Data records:
***

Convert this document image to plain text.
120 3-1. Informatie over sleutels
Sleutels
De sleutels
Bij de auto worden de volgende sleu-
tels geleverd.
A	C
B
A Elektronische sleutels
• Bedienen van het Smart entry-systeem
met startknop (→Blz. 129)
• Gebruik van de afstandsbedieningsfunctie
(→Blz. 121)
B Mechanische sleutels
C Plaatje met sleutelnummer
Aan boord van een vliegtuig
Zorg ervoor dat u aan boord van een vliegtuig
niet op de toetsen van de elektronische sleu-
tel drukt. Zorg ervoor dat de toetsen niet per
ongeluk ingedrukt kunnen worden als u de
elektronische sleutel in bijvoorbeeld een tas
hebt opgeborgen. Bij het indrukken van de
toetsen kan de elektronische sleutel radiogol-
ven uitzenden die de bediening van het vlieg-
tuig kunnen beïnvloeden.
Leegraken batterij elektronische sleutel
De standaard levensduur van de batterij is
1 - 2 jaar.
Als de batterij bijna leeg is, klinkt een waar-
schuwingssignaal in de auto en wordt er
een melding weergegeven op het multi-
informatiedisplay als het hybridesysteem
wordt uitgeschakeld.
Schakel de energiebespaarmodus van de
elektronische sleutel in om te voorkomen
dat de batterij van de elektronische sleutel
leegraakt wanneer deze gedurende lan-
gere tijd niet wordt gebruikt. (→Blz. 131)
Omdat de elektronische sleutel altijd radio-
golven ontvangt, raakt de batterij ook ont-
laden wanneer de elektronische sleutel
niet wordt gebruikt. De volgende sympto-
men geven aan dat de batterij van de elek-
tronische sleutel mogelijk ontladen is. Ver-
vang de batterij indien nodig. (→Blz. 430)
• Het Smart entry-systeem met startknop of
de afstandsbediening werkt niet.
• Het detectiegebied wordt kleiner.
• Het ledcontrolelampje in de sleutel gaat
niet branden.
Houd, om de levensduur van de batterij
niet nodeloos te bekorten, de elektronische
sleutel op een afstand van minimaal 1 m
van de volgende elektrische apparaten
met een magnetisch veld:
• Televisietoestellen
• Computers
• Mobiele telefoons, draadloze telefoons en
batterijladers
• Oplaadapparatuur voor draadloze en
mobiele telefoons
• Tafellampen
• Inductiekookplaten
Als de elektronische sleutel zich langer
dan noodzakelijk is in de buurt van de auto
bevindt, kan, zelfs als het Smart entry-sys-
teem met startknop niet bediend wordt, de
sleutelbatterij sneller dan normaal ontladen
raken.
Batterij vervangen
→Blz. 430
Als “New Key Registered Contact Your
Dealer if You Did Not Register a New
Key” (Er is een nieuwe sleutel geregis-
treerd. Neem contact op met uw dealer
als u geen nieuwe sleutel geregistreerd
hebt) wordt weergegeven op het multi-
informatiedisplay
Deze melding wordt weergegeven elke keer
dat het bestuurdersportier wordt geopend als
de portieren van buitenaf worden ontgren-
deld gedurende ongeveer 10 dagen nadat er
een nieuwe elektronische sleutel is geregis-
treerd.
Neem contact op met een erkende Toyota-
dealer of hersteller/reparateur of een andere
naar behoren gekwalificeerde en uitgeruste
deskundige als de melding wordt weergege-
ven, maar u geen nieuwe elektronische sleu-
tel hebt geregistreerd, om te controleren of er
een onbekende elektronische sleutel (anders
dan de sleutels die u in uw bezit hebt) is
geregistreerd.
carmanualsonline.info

***

Identify and copy lines that hold the string "vliegtuig".

Aan boord van een vliegtuig
Zorg ervoor dat u aan boord van een vliegtuig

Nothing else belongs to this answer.